Written exercise => Every line from the line containing "Type out the text in this image." through the final line of the data is to be printed exactly; no other line is to appear.

[Collected data]
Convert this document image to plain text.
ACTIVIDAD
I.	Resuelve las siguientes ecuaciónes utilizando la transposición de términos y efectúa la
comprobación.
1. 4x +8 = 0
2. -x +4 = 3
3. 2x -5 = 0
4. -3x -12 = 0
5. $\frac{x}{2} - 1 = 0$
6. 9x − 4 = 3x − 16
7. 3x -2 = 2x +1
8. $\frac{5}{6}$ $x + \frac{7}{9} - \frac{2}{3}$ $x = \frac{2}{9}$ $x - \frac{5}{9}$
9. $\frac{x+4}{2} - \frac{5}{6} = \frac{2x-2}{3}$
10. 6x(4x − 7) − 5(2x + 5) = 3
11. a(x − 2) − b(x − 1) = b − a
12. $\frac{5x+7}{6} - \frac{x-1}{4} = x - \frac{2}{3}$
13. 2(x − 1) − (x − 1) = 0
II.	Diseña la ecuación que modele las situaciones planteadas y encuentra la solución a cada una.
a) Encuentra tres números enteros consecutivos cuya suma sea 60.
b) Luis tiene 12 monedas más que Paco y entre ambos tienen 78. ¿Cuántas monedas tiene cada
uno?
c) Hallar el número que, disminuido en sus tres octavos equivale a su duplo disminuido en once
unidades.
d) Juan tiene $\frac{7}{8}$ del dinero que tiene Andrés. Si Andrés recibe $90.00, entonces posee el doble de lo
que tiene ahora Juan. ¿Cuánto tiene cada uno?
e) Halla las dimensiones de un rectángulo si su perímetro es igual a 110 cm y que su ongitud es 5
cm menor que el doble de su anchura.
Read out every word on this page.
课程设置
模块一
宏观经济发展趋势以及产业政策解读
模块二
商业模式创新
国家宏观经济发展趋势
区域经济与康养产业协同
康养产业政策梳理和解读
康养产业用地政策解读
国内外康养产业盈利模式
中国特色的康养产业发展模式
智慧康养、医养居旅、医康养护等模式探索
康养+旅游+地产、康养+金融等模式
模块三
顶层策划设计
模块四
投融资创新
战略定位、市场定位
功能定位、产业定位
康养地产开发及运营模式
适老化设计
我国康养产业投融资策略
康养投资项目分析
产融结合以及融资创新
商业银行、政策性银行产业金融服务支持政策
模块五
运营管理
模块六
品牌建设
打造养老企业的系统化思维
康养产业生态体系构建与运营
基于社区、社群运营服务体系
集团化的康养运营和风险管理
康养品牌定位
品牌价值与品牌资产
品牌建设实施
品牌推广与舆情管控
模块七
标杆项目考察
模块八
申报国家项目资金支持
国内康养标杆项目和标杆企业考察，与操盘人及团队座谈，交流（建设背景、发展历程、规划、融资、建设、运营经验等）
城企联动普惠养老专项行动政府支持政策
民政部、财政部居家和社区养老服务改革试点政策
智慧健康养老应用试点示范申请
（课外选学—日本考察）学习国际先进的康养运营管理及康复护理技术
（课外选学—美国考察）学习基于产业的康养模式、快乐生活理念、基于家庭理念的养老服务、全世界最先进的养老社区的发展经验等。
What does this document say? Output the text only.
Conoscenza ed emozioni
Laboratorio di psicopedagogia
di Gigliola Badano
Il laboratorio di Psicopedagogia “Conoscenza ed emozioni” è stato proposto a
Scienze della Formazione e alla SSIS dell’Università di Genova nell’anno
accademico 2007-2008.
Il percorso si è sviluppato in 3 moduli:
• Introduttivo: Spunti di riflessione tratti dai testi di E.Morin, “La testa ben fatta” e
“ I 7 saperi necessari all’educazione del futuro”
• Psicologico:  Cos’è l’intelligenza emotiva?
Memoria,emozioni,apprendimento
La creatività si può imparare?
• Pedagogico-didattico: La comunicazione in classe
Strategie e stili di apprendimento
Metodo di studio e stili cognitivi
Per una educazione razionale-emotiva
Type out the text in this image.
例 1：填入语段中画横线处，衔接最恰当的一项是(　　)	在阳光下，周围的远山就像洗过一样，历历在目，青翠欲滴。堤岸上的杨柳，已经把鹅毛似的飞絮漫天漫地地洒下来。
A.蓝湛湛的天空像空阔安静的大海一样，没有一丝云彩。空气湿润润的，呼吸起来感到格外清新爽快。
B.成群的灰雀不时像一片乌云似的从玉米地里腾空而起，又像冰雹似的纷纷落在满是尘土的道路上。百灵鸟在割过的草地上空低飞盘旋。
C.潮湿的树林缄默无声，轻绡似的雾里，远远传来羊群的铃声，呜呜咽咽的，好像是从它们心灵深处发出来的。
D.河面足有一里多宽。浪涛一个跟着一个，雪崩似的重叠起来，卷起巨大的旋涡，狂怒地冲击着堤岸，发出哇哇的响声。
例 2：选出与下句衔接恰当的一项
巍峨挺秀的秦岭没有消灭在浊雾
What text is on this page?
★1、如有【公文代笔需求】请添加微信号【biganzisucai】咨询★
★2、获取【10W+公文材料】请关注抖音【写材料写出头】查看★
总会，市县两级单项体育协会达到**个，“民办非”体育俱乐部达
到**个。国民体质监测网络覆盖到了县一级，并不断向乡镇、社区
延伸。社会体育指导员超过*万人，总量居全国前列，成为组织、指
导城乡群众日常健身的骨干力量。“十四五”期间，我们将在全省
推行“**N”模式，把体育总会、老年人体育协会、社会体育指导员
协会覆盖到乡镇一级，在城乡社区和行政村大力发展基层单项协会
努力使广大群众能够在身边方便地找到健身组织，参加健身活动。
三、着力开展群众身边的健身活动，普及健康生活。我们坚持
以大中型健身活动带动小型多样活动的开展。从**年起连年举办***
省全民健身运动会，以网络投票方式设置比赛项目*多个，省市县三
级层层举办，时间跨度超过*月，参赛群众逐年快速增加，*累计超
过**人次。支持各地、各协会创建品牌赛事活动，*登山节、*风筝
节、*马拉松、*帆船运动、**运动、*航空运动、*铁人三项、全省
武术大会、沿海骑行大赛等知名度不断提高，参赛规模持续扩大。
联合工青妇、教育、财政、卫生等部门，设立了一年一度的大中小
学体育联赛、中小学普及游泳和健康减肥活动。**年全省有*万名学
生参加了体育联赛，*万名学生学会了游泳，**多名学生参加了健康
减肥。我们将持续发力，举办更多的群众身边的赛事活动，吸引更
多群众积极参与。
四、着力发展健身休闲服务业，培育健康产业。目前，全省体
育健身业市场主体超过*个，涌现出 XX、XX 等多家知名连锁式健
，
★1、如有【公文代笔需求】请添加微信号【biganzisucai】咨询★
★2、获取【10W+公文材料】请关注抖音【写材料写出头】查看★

Finished task =>
Type out the text in this image.
例 1：填入语段中画横线处，衔接最恰当的一项是(　　)	在阳光下，周围的远山就像洗过一样，历历在目，青翠欲滴。堤岸上的杨柳，已经把鹅毛似的飞絮漫天漫地地洒下来。
A.蓝湛湛的天空像空阔安静的大海一样，没有一丝云彩。空气湿润润的，呼吸起来感到格外清新爽快。
B.成群的灰雀不时像一片乌云似的从玉米地里腾空而起，又像冰雹似的纷纷落在满是尘土的道路上。百灵鸟在割过的草地上空低飞盘旋。
C.潮湿的树林缄默无声，轻绡似的雾里，远远传来羊群的铃声，呜呜咽咽的，好像是从它们心灵深处发出来的。
D.河面足有一里多宽。浪涛一个跟着一个，雪崩似的重叠起来，卷起巨大的旋涡，狂怒地冲击着堤岸，发出哇哇的响声。
例 2：选出与下句衔接恰当的一项
巍峨挺秀的秦岭没有消灭在浊雾
What text is on this page?
★1、如有【公文代笔需求】请添加微信号【biganzisucai】咨询★
★2、获取【10W+公文材料】请关注抖音【写材料写出头】查看★
总会，市县两级单项体育协会达到**个，“民办非”体育俱乐部达
到**个。国民体质监测网络覆盖到了县一级，并不断向乡镇、社区
延伸。社会体育指导员超过*万人，总量居全国前列，成为组织、指
导城乡群众日常健身的骨干力量。“十四五”期间，我们将在全省
推行“**N”模式，把体育总会、老年人体育协会、社会体育指导员
协会覆盖到乡镇一级，在城乡社区和行政村大力发展基层单项协会
努力使广大群众能够在身边方便地找到健身组织，参加健身活动。
三、着力开展群众身边的健身活动，普及健康生活。我们坚持
以大中型健身活动带动小型多样活动的开展。从**年起连年举办***
省全民健身运动会，以网络投票方式设置比赛项目*多个，省市县三
级层层举办，时间跨度超过*月，参赛群众逐年快速增加，*累计超
过**人次。支持各地、各协会创建品牌赛事活动，*登山节、*风筝
节、*马拉松、*帆船运动、**运动、*航空运动、*铁人三项、全省
武术大会、沿海骑行大赛等知名度不断提高，参赛规模持续扩大。
联合工青妇、教育、财政、卫生等部门，设立了一年一度的大中小
学体育联赛、中小学普及游泳和健康减肥活动。**年全省有*万名学
生参加了体育联赛，*万名学生学会了游泳，**多名学生参加了健康
减肥。我们将持续发力，举办更多的群众身边的赛事活动，吸引更
多群众积极参与。
四、着力发展健身休闲服务业，培育健康产业。目前，全省体
育健身业市场主体超过*个，涌现出 XX、XX 等多家知名连锁式健
，
★1、如有【公文代笔需求】请添加微信号【biganzisucai】咨询★
★2、获取【10W+公文材料】请关注抖音【写材料写出头】查看★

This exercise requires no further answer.